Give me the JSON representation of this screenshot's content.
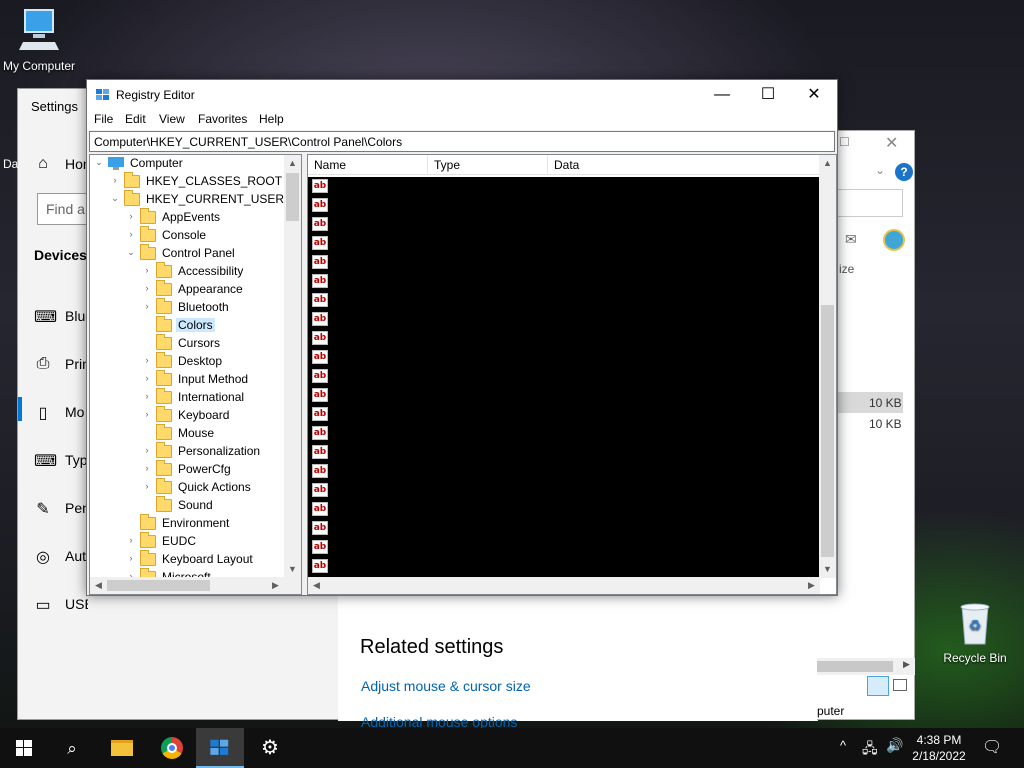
{
  "desktop": {
    "icons": [
      {
        "label": "My Computer",
        "icon": "computer-icon"
      },
      {
        "label": "Recycle Bin",
        "icon": "recycle-bin-icon"
      }
    ]
  },
  "settings": {
    "title": "Settings",
    "home_label": "Hon",
    "search_placeholder": "Find a",
    "section": "Devices",
    "nav": [
      {
        "label": "Blue",
        "icon": "bluetooth-icon"
      },
      {
        "label": "Prin",
        "icon": "printer-icon"
      },
      {
        "label": "Mo",
        "icon": "mouse-icon"
      },
      {
        "label": "Typ",
        "icon": "keyboard-icon"
      },
      {
        "label": "Pen",
        "icon": "pen-icon"
      },
      {
        "label": "Aut",
        "icon": "autoplay-icon"
      },
      {
        "label": "USB",
        "icon": "usb-icon"
      }
    ],
    "side_fragment": "Da",
    "related_title": "Related settings",
    "links": [
      "Adjust mouse & cursor size",
      "Additional mouse options"
    ]
  },
  "explorer": {
    "size_header": "ize",
    "sizes": [
      "10 KB",
      "10 KB"
    ],
    "status": "puter"
  },
  "registry": {
    "title": "Registry Editor",
    "menu": [
      "File",
      "Edit",
      "View",
      "Favorites",
      "Help"
    ],
    "address": "Computer\\HKEY_CURRENT_USER\\Control Panel\\Colors",
    "columns": [
      "Name",
      "Type",
      "Data"
    ],
    "tree": {
      "root": "Computer",
      "hives": [
        "HKEY_CLASSES_ROOT",
        "HKEY_CURRENT_USER"
      ],
      "hkcu_children_top": [
        "AppEvents",
        "Console",
        "Control Panel"
      ],
      "control_panel_children": [
        "Accessibility",
        "Appearance",
        "Bluetooth",
        "Colors",
        "Cursors",
        "Desktop",
        "Input Method",
        "International",
        "Keyboard",
        "Mouse",
        "Personalization",
        "PowerCfg",
        "Quick Actions",
        "Sound"
      ],
      "hkcu_children_bottom": [
        "Environment",
        "EUDC",
        "Keyboard Layout",
        "Microsoft"
      ],
      "selected": "Colors"
    },
    "value_icon_text": "ab",
    "value_rows": 21
  },
  "taskbar": {
    "time": "4:38 PM",
    "date": "2/18/2022"
  }
}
****************
Requirements
Reproduce the material word for word. Any pictures should be left out of the copy.

Problem solution
Give me the JSON representation of this screenshot's content.
{
  "desktop": {
    "icons": [
      {
        "label": "My Computer",
        "icon": "computer-icon"
      },
      {
        "label": "Recycle Bin",
        "icon": "recycle-bin-icon"
      }
    ]
  },
  "settings": {
    "title": "Settings",
    "home_label": "Hon",
    "search_placeholder": "Find a",
    "section": "Devices",
    "nav": [
      {
        "label": "Blue",
        "icon": "bluetooth-icon"
      },
      {
        "label": "Prin",
        "icon": "printer-icon"
      },
      {
        "label": "Mo",
        "icon": "mouse-icon"
      },
      {
        "label": "Typ",
        "icon": "keyboard-icon"
      },
      {
        "label": "Pen",
        "icon": "pen-icon"
      },
      {
        "label": "Aut",
        "icon": "autoplay-icon"
      },
      {
        "label": "USB",
        "icon": "usb-icon"
      }
    ],
    "side_fragment": "Da",
    "related_title": "Related settings",
    "links": [
      "Adjust mouse & cursor size",
      "Additional mouse options"
    ]
  },
  "explorer": {
    "size_header": "ize",
    "sizes": [
      "10 KB",
      "10 KB"
    ],
    "status": "puter"
  },
  "registry": {
    "title": "Registry Editor",
    "menu": [
      "File",
      "Edit",
      "View",
      "Favorites",
      "Help"
    ],
    "address": "Computer\\HKEY_CURRENT_USER\\Control Panel\\Colors",
    "columns": [
      "Name",
      "Type",
      "Data"
    ],
    "tree": {
      "root": "Computer",
      "hives": [
        "HKEY_CLASSES_ROOT",
        "HKEY_CURRENT_USER"
      ],
      "hkcu_children_top": [
        "AppEvents",
        "Console",
        "Control Panel"
      ],
      "control_panel_children": [
        "Accessibility",
        "Appearance",
        "Bluetooth",
        "Colors",
        "Cursors",
        "Desktop",
        "Input Method",
        "International",
        "Keyboard",
        "Mouse",
        "Personalization",
        "PowerCfg",
        "Quick Actions",
        "Sound"
      ],
      "hkcu_children_bottom": [
        "Environment",
        "EUDC",
        "Keyboard Layout",
        "Microsoft"
      ],
      "selected": "Colors"
    },
    "value_icon_text": "ab",
    "value_rows": 21
  },
  "taskbar": {
    "time": "4:38 PM",
    "date": "2/18/2022"
  }
}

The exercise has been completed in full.